GIVEN TASK: Comb the records below for the string "this" and copy each line where it turns up.

ROWS:
────

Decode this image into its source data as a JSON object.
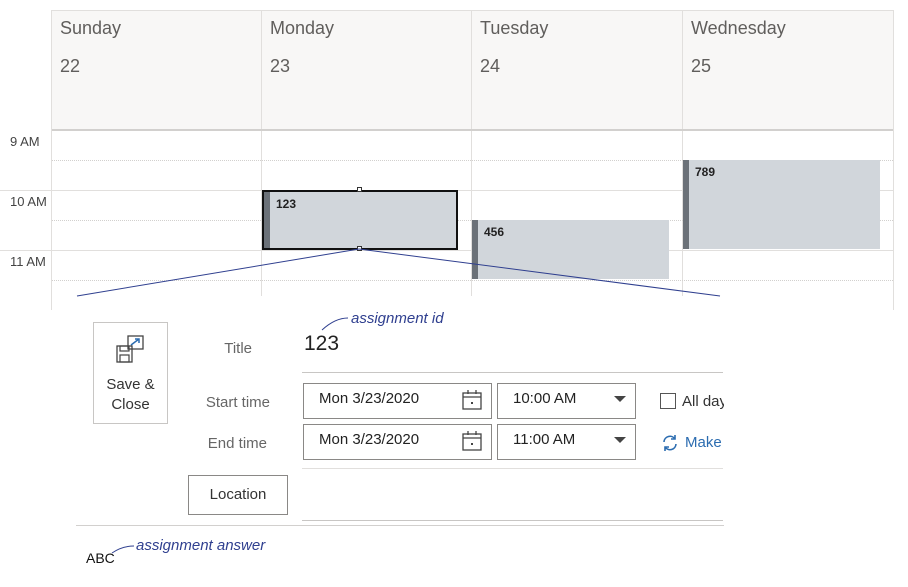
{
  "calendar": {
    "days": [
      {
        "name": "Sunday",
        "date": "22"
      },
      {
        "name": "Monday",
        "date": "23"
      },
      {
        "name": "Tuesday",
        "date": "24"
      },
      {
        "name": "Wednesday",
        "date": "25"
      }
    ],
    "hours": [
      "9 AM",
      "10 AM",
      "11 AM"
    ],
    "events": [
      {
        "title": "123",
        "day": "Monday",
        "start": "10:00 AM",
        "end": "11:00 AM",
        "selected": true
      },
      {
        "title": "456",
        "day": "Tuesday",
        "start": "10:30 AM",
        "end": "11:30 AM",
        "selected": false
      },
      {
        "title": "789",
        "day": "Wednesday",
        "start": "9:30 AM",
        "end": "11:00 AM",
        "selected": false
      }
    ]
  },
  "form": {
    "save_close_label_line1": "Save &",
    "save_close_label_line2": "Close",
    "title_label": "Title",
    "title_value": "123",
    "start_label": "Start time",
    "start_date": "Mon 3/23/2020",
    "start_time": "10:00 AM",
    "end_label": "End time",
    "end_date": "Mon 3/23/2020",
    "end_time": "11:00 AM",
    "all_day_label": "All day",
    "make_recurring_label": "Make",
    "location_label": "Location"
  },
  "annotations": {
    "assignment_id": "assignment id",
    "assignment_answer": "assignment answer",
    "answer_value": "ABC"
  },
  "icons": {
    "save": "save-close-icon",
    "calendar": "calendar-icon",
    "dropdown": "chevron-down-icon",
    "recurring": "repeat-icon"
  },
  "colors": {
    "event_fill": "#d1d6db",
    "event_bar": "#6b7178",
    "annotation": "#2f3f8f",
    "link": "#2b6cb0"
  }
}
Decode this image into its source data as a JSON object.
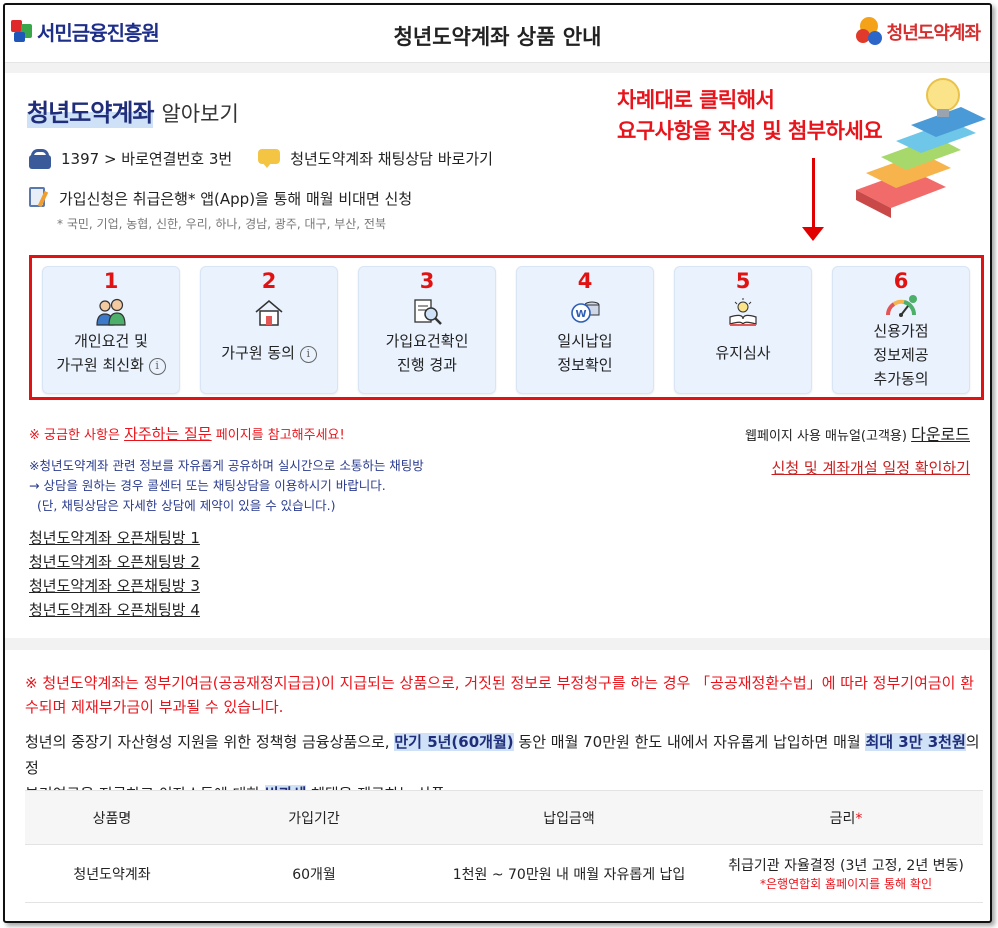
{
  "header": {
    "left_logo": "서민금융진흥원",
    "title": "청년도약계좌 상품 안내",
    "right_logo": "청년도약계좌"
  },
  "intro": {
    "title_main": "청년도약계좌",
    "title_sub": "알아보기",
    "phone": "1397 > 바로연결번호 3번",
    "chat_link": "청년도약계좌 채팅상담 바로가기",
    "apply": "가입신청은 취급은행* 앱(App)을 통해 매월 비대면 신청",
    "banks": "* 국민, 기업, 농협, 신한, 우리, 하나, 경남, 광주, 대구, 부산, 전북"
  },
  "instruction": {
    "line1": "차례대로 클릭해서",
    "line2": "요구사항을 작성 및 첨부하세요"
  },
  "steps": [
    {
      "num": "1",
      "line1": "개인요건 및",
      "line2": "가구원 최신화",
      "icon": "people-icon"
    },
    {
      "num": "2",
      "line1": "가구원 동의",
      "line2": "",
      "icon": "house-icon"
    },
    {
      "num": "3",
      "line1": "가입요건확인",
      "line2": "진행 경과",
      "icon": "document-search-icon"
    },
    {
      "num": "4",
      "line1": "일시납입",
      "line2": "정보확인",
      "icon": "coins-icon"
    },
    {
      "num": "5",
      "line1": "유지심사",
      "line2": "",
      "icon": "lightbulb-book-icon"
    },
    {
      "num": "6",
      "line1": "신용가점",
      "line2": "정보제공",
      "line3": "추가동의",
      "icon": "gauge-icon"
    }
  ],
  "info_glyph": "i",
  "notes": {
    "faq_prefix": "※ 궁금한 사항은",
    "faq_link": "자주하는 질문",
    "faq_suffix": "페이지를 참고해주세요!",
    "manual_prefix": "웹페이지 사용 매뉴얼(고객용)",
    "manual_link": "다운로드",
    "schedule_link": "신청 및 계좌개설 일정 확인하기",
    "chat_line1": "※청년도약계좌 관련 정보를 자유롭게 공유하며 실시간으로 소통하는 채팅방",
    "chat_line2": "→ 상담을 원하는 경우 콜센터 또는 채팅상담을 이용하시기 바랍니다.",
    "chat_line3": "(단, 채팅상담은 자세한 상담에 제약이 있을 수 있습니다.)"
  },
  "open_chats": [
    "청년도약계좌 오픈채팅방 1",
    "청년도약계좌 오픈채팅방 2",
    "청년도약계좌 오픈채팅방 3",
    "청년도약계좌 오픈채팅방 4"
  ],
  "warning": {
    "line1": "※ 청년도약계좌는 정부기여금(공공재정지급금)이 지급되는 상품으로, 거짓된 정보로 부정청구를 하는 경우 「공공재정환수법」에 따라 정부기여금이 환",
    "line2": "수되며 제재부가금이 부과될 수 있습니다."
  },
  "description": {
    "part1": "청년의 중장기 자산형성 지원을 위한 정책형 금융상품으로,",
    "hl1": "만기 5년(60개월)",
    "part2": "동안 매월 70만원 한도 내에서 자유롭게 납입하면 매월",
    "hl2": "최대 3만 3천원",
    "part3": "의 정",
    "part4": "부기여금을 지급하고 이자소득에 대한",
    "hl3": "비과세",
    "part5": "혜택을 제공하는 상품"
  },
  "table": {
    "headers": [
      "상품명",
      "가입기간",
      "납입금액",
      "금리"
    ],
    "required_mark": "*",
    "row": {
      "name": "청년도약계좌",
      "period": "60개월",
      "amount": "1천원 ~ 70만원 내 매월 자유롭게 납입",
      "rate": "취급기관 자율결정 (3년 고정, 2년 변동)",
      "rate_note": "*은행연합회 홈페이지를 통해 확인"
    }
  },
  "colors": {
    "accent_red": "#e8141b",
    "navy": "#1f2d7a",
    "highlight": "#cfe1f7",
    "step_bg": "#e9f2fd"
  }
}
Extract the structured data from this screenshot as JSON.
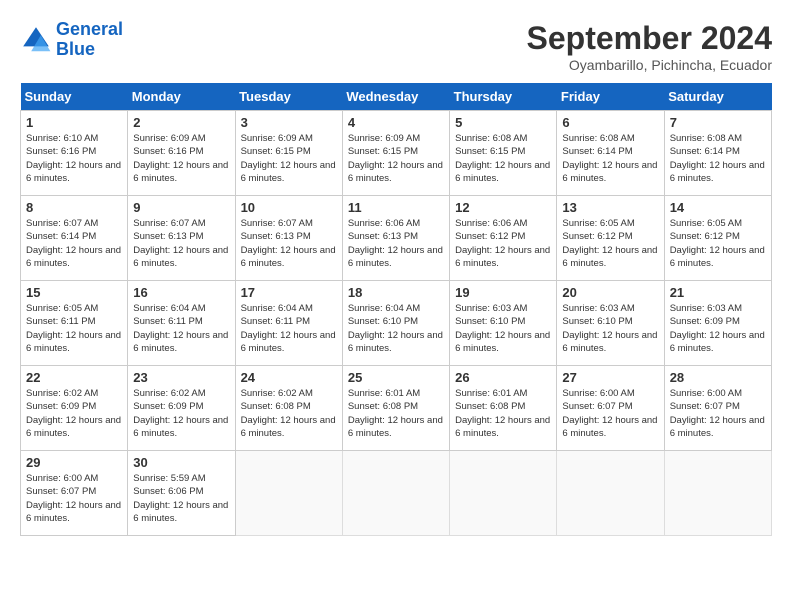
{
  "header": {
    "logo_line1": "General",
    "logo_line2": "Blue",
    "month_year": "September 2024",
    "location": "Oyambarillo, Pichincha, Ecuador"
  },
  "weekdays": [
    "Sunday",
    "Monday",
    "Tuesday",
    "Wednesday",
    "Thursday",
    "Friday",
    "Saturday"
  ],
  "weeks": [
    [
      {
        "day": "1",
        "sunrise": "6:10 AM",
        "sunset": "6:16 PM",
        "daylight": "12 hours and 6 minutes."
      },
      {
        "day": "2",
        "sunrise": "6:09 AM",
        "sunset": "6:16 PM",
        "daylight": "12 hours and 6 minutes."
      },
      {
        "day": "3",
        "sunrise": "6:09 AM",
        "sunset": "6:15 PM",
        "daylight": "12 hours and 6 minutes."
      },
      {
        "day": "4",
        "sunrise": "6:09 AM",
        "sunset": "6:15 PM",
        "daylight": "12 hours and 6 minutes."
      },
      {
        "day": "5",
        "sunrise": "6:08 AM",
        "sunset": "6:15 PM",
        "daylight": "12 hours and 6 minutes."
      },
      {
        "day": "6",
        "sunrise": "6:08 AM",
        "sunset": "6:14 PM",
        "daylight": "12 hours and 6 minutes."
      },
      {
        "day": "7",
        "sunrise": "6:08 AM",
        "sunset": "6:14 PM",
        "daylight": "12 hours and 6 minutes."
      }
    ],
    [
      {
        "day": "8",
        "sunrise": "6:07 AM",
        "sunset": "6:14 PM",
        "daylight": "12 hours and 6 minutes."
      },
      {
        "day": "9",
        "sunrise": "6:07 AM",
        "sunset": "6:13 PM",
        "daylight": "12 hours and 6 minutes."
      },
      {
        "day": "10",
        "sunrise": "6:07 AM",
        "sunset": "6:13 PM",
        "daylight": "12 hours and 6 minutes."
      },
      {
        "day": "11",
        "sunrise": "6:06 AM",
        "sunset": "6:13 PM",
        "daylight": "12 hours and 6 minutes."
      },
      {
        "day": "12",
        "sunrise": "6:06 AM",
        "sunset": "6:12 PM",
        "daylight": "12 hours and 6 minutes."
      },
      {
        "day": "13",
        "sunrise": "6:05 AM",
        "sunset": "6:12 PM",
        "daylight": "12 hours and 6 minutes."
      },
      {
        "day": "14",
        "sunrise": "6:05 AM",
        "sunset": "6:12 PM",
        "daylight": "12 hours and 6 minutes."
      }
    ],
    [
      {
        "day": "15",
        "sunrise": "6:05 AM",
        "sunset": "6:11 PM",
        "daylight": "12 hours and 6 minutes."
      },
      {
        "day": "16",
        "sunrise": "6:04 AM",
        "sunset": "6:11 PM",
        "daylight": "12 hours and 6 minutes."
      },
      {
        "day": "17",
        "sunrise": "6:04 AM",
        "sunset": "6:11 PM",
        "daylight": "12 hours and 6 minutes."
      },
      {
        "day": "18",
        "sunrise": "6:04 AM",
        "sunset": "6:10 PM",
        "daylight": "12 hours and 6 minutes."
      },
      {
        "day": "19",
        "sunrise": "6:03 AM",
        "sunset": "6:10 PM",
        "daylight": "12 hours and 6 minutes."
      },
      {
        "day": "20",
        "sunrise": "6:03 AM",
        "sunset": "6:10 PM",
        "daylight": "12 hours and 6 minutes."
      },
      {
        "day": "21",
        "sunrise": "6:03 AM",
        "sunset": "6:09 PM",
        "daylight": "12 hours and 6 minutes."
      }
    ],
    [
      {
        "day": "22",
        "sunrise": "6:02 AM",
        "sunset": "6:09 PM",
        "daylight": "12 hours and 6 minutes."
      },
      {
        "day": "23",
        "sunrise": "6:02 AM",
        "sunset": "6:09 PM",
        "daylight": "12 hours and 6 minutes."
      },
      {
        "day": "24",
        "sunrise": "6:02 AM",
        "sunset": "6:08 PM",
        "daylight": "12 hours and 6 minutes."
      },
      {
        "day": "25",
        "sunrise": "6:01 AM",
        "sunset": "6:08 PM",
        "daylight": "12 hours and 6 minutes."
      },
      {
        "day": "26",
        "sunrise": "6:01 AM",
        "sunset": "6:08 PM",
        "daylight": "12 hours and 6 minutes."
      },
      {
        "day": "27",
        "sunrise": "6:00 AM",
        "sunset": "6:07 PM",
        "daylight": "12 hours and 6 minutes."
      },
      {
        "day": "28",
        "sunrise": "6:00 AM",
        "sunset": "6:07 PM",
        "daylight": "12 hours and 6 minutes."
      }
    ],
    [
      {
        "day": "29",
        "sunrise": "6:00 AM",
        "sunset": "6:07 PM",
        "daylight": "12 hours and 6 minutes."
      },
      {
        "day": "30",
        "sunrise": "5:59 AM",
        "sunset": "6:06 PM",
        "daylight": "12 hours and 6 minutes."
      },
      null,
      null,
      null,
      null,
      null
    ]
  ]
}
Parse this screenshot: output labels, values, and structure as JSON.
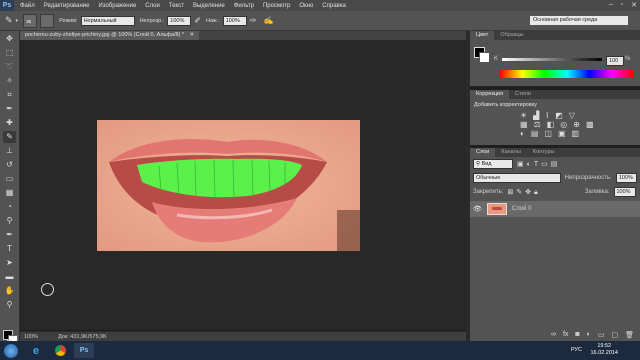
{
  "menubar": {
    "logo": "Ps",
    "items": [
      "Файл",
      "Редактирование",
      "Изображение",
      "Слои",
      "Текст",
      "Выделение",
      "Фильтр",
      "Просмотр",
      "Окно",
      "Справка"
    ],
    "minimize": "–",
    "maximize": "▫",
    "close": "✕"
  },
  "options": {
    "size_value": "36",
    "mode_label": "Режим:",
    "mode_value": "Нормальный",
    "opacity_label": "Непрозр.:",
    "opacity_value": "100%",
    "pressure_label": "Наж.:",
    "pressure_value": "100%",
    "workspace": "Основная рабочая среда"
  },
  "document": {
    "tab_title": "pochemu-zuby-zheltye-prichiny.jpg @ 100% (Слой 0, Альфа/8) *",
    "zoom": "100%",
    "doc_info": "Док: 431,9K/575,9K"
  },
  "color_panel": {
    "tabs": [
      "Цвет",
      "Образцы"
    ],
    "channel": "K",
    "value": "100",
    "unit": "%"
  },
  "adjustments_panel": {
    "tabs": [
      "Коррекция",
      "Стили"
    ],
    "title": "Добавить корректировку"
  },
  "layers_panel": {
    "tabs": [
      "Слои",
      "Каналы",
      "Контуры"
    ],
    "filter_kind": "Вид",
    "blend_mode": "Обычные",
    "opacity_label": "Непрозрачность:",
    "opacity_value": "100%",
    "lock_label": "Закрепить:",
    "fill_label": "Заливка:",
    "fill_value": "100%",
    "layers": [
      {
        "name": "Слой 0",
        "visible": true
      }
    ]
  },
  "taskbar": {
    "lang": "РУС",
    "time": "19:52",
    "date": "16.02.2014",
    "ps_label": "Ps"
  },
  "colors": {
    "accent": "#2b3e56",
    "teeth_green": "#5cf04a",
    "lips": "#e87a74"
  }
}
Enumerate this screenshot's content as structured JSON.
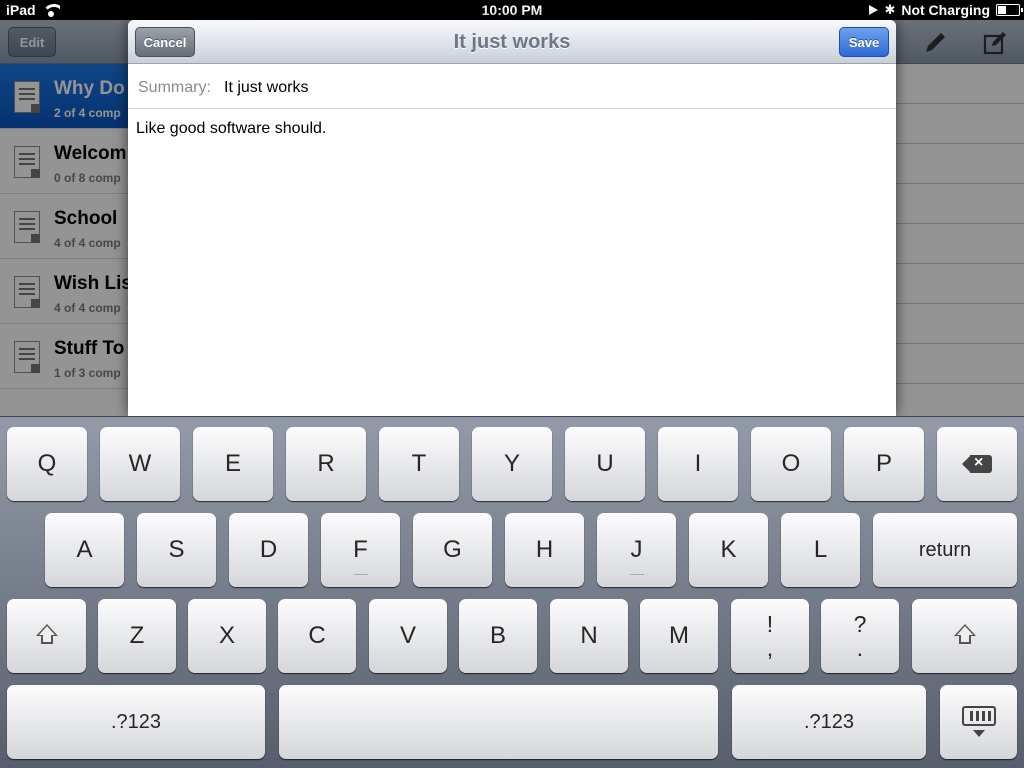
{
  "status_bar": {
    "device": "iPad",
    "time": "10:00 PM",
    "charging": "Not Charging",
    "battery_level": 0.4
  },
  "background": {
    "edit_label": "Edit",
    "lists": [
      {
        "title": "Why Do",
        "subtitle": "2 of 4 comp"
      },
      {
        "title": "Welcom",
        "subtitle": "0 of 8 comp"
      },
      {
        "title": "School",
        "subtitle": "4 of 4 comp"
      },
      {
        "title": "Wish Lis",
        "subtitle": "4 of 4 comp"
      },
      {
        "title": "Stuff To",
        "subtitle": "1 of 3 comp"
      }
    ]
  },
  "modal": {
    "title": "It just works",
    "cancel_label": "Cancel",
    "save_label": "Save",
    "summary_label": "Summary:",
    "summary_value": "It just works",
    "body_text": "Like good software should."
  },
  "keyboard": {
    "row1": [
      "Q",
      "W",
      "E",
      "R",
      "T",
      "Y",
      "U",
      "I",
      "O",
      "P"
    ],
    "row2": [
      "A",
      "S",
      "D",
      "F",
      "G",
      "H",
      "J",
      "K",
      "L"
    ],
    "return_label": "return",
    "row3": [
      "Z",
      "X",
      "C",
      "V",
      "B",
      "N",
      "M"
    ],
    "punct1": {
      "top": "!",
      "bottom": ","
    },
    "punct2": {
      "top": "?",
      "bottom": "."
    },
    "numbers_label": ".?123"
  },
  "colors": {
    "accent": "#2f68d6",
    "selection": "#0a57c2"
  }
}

────

THE RESULT:
Decode this image into its source data as a JSON object.
Decode this image into its source data as a JSON object.
Extract the structured data from this screenshot as JSON.
Parse this screenshot: output labels, values, and structure as JSON.
Enumerate this screenshot's content as structured JSON.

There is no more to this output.